### Exercise
Look through the material below for "placeholder". Copy every line that contains it.

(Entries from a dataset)
- - - - - - -
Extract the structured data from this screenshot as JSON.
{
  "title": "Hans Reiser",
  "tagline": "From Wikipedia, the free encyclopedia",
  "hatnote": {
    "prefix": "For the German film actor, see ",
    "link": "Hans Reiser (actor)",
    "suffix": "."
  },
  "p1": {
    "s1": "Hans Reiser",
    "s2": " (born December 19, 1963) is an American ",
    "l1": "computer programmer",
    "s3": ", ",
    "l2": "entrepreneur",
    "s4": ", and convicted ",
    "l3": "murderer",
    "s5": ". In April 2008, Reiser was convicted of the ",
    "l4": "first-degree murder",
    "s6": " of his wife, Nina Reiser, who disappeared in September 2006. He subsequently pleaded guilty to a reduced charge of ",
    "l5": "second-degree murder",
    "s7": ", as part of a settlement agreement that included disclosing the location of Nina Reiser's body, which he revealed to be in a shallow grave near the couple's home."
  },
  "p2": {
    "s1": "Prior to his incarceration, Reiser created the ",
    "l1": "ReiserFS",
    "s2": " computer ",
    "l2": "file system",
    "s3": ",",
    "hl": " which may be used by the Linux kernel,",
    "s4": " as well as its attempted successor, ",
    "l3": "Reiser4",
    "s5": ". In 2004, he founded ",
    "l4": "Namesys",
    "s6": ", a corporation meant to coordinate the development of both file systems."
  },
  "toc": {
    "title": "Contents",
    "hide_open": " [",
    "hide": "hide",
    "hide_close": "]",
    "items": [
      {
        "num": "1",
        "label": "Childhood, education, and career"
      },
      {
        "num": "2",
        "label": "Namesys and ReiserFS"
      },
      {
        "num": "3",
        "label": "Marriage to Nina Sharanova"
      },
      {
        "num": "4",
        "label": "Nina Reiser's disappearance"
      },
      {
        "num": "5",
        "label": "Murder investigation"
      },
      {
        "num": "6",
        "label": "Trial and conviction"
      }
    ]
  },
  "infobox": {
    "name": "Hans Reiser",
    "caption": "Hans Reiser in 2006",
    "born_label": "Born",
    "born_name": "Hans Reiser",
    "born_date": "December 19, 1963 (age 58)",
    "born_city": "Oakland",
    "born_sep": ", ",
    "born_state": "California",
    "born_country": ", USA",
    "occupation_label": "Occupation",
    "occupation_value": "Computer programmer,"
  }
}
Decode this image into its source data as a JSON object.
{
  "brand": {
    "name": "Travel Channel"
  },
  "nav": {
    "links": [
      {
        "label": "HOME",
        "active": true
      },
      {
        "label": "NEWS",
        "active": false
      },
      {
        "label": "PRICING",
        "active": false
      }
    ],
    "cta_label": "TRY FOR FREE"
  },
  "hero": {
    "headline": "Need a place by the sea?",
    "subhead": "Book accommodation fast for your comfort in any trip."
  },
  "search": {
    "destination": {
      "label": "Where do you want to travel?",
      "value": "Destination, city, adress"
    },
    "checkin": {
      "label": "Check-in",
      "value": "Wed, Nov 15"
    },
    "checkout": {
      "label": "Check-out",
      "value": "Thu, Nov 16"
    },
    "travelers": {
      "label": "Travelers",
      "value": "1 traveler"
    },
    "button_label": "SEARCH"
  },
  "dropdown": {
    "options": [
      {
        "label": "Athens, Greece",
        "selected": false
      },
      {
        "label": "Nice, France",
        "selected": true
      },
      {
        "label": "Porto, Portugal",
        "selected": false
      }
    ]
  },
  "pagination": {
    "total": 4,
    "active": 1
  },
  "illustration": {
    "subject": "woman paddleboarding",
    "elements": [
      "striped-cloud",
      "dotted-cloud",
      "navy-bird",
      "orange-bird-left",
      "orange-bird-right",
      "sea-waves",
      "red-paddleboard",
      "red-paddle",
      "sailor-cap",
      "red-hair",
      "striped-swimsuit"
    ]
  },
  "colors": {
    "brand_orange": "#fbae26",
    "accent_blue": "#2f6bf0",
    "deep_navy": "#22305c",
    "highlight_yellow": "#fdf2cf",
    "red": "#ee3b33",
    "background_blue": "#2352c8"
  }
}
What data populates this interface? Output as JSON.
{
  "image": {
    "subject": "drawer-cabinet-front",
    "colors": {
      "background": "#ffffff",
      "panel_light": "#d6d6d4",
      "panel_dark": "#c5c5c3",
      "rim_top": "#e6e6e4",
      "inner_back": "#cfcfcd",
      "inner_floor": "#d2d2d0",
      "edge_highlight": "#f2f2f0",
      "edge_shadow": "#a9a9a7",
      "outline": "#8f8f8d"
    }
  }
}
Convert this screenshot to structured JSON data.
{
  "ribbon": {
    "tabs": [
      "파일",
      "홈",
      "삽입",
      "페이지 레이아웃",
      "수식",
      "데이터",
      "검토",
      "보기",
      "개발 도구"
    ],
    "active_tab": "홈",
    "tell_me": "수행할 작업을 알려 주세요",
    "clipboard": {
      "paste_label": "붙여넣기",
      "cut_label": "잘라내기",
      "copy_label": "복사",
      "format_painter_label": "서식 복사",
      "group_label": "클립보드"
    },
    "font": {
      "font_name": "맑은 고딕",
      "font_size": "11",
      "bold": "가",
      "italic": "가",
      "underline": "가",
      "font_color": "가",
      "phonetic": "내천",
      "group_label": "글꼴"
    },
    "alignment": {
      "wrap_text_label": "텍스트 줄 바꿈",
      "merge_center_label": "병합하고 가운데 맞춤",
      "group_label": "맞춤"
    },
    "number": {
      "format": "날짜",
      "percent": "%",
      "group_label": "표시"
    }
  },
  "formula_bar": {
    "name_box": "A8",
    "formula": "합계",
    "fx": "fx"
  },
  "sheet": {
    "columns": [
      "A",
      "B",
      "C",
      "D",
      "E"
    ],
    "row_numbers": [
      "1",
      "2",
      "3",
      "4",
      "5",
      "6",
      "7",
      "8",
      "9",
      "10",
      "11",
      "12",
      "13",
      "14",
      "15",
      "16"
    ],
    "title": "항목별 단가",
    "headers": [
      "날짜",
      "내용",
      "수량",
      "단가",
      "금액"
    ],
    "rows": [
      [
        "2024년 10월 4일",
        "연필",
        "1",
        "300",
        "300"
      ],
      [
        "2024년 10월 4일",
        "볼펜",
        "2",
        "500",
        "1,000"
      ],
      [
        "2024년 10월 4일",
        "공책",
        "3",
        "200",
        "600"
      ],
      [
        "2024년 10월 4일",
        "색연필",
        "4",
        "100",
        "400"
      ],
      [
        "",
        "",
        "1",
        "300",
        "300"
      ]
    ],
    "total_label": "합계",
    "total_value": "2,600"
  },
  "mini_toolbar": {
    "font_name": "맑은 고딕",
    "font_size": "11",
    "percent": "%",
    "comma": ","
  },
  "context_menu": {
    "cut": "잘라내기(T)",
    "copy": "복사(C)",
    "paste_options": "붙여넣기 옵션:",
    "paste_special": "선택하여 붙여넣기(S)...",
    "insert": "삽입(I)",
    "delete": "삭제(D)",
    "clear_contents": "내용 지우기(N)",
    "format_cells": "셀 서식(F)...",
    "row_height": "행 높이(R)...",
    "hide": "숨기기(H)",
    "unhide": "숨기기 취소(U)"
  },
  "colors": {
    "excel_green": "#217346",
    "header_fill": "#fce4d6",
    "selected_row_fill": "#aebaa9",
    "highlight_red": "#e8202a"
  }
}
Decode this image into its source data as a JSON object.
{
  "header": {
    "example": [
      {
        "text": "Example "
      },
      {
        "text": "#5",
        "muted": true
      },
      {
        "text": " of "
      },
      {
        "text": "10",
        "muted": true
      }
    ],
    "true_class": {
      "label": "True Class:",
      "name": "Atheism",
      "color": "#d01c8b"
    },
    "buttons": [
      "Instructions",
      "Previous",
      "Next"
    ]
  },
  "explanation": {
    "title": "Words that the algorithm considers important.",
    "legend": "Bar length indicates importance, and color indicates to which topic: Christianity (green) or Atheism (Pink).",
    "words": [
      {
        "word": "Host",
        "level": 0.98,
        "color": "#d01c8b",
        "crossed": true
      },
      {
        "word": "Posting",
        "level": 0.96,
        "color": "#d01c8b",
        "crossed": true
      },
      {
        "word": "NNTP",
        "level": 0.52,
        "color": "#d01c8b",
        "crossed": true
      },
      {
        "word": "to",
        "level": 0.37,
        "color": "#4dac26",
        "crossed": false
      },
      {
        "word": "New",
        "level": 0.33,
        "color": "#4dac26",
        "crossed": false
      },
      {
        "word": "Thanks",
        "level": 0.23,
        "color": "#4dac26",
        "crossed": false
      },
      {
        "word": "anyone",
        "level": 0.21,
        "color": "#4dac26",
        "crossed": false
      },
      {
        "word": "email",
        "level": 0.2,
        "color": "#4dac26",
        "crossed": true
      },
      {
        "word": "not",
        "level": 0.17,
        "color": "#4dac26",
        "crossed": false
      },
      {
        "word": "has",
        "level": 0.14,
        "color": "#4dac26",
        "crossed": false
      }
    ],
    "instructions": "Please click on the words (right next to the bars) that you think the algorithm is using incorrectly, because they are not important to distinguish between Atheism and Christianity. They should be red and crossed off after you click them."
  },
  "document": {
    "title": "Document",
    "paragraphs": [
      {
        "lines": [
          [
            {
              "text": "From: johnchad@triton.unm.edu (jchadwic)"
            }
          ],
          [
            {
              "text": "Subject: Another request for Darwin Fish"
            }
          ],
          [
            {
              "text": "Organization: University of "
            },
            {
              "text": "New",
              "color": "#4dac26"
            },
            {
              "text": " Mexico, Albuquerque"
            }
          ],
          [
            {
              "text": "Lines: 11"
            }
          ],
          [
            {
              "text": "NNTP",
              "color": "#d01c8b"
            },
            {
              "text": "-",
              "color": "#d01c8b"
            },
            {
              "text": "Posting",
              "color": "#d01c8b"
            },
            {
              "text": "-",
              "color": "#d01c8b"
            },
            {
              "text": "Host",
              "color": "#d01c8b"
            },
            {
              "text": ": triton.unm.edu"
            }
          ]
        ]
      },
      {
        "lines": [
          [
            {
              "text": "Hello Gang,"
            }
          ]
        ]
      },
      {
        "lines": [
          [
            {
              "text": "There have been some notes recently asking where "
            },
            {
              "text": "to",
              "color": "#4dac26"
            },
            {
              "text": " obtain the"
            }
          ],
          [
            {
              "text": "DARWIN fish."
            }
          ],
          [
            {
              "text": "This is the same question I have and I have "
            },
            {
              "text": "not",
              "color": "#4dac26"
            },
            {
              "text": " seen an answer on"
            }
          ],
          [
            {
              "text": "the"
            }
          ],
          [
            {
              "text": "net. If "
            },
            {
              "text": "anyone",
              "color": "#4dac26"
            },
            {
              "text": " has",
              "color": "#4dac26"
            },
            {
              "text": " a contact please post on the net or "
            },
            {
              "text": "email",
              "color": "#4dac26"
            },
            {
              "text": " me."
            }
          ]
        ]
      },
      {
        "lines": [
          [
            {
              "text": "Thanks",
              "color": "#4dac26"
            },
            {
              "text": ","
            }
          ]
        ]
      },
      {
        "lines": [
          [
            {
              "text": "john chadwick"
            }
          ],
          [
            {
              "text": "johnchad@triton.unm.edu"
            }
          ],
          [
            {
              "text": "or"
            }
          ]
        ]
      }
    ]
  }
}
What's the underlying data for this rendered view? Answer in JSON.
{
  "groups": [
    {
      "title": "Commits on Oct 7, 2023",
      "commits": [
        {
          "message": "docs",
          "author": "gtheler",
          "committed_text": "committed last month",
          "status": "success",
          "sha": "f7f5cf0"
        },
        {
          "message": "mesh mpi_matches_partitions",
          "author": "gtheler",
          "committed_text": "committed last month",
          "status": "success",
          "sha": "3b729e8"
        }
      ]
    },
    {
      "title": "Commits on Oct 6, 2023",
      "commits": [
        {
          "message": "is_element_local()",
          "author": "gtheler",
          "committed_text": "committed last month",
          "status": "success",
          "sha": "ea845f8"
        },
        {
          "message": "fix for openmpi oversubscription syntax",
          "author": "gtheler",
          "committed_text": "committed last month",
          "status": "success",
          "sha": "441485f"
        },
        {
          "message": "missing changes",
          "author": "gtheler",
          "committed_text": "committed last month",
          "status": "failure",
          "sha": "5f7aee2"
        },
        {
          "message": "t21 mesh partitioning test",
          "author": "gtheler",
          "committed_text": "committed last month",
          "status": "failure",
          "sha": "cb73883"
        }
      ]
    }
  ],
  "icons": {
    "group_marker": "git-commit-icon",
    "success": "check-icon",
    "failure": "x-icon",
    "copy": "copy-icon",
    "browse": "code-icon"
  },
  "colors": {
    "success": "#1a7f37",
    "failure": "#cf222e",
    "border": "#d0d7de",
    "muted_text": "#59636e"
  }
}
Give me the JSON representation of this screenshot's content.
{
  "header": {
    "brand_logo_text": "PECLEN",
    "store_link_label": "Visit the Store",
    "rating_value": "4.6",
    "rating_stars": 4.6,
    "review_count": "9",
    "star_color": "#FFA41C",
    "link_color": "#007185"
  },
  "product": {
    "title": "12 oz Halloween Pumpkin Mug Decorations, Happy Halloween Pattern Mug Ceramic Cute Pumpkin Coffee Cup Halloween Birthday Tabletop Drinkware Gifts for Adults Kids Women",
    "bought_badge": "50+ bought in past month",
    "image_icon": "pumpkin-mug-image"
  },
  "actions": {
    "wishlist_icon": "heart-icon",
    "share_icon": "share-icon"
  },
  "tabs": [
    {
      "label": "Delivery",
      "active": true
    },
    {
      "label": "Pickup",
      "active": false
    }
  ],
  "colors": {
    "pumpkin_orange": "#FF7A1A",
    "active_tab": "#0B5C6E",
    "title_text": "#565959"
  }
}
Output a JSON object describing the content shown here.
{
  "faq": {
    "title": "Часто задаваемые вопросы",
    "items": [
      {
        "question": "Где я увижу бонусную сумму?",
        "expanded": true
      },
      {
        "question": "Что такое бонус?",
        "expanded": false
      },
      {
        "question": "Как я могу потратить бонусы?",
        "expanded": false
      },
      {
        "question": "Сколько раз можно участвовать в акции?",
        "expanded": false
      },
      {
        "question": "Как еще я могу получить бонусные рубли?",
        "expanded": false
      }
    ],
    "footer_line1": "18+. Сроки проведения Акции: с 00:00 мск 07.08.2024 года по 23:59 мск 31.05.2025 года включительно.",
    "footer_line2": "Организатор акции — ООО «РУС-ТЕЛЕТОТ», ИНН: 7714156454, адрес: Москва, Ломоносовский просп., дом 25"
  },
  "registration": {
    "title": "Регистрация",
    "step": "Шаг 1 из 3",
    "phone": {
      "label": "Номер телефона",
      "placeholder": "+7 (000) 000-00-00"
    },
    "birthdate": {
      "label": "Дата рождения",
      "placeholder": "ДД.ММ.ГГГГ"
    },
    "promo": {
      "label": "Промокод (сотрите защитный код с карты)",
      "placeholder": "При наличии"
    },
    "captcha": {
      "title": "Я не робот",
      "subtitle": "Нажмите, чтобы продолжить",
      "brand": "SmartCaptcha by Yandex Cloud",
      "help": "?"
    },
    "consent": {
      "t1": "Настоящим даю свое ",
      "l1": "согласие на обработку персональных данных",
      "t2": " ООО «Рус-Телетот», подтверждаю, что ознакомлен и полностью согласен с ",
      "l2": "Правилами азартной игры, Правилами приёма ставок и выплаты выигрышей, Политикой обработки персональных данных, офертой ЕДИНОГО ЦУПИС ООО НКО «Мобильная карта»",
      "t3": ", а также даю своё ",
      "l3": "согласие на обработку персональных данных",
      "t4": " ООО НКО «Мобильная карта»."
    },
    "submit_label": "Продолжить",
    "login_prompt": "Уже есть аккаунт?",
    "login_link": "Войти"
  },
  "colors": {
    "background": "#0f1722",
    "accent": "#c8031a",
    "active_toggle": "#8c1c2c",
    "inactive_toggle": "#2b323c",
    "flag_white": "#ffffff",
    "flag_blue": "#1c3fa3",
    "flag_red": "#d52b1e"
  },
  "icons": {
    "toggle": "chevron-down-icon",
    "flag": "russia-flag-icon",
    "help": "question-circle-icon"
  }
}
- - - - - - -
### Exercise result
      "placeholder": "+7 (000) 000-00-00"
      "placeholder": "ДД.ММ.ГГГГ"
      "placeholder": "При наличии"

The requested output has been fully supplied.